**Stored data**
-- Start --

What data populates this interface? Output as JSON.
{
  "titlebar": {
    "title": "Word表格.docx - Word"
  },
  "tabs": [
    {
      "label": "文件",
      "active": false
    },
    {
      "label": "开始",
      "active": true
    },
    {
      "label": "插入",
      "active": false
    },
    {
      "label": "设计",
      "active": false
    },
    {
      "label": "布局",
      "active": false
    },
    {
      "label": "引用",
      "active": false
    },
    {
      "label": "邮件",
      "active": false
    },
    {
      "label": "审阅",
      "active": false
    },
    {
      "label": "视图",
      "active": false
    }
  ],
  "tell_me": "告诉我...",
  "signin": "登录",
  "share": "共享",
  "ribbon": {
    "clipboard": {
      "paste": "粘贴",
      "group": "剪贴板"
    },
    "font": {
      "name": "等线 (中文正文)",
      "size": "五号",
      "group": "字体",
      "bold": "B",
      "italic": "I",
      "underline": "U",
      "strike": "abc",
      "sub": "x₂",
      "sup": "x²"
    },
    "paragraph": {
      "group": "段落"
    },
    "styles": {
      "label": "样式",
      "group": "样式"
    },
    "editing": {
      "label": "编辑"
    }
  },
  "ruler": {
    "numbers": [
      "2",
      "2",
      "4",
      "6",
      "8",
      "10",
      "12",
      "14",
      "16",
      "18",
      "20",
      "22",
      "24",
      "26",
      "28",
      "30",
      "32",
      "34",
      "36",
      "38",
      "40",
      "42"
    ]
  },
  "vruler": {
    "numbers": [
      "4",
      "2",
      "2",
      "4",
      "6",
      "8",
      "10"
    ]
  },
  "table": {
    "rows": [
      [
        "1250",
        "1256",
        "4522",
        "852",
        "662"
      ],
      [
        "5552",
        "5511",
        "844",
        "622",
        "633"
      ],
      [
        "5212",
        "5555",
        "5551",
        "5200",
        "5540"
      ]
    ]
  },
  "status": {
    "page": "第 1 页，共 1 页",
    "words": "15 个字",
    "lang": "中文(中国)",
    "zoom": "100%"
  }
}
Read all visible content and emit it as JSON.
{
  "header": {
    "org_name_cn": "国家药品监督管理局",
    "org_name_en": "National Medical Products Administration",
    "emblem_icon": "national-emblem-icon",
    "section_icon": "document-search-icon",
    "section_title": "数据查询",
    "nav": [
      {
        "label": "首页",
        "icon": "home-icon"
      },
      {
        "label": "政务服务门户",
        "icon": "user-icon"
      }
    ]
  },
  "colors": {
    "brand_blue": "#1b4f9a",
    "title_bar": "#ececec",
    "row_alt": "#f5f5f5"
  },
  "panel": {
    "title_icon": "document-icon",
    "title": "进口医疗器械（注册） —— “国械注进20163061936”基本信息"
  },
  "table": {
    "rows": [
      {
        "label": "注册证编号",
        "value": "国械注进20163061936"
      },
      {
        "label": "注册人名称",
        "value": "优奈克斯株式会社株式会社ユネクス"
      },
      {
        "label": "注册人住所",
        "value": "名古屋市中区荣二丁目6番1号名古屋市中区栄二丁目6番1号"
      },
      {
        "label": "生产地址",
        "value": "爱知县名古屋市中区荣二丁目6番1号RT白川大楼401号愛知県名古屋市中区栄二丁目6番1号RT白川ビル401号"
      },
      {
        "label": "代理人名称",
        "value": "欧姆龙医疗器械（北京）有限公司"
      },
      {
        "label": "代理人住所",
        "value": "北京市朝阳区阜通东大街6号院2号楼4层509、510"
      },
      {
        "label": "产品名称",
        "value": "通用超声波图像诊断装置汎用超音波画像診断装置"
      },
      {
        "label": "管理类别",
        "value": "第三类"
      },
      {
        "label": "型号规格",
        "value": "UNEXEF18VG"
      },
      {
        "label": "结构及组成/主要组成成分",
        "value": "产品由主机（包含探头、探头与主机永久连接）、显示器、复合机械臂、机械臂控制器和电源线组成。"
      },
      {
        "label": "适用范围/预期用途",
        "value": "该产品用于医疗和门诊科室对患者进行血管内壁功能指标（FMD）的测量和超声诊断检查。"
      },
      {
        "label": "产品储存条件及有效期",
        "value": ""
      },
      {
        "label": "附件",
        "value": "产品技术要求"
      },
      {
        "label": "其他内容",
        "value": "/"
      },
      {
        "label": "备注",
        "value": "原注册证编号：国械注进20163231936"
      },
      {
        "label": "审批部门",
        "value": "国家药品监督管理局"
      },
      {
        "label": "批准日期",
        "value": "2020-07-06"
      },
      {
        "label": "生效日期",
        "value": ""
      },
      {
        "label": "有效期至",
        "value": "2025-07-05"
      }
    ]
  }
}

-- End --

**Exercise goal**
Tally how many lines in the material above hold the word "icon". Write only that number.

**Result for this task**
5